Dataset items
********************
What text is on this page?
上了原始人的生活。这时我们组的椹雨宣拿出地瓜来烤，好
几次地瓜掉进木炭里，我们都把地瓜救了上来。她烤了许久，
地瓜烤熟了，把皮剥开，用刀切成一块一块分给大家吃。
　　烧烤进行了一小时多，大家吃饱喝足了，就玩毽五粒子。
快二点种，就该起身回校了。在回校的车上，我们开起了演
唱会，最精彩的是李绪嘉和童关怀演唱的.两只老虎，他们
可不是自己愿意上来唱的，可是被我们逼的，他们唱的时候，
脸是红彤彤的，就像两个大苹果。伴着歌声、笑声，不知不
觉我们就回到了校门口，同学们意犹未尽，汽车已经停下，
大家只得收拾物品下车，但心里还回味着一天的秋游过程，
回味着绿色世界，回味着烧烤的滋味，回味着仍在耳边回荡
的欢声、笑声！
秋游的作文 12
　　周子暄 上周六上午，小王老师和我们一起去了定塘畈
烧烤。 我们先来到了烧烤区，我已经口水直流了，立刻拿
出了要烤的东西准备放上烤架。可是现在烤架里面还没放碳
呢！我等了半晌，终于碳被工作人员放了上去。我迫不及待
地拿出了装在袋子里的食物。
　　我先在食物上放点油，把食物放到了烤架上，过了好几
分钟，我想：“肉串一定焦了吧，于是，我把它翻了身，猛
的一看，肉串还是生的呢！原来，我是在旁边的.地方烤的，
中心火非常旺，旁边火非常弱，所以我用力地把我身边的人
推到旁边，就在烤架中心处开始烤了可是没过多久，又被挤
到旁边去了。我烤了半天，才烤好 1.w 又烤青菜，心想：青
********************
Description of the task |
Nothing in the listing may be changed; retype it all exactly.

Finished answer |
What text is on this page?
上了原始人的生活。这时我们组的椹雨宣拿出地瓜来烤，好
几次地瓜掉进木炭里，我们都把地瓜救了上来。她烤了许久，
地瓜烤熟了，把皮剥开，用刀切成一块一块分给大家吃。
　　烧烤进行了一小时多，大家吃饱喝足了，就玩毽五粒子。
快二点种，就该起身回校了。在回校的车上，我们开起了演
唱会，最精彩的是李绪嘉和童关怀演唱的.两只老虎，他们
可不是自己愿意上来唱的，可是被我们逼的，他们唱的时候，
脸是红彤彤的，就像两个大苹果。伴着歌声、笑声，不知不
觉我们就回到了校门口，同学们意犹未尽，汽车已经停下，
大家只得收拾物品下车，但心里还回味着一天的秋游过程，
回味着绿色世界，回味着烧烤的滋味，回味着仍在耳边回荡
的欢声、笑声！
秋游的作文 12
　　周子暄 上周六上午，小王老师和我们一起去了定塘畈
烧烤。 我们先来到了烧烤区，我已经口水直流了，立刻拿
出了要烤的东西准备放上烤架。可是现在烤架里面还没放碳
呢！我等了半晌，终于碳被工作人员放了上去。我迫不及待
地拿出了装在袋子里的食物。
　　我先在食物上放点油，把食物放到了烤架上，过了好几
分钟，我想：“肉串一定焦了吧，于是，我把它翻了身，猛
的一看，肉串还是生的呢！原来，我是在旁边的.地方烤的，
中心火非常旺，旁边火非常弱，所以我用力地把我身边的人
推到旁边，就在烤架中心处开始烤了可是没过多久，又被挤
到旁边去了。我烤了半天，才烤好 1.w 又烤青菜，心想：青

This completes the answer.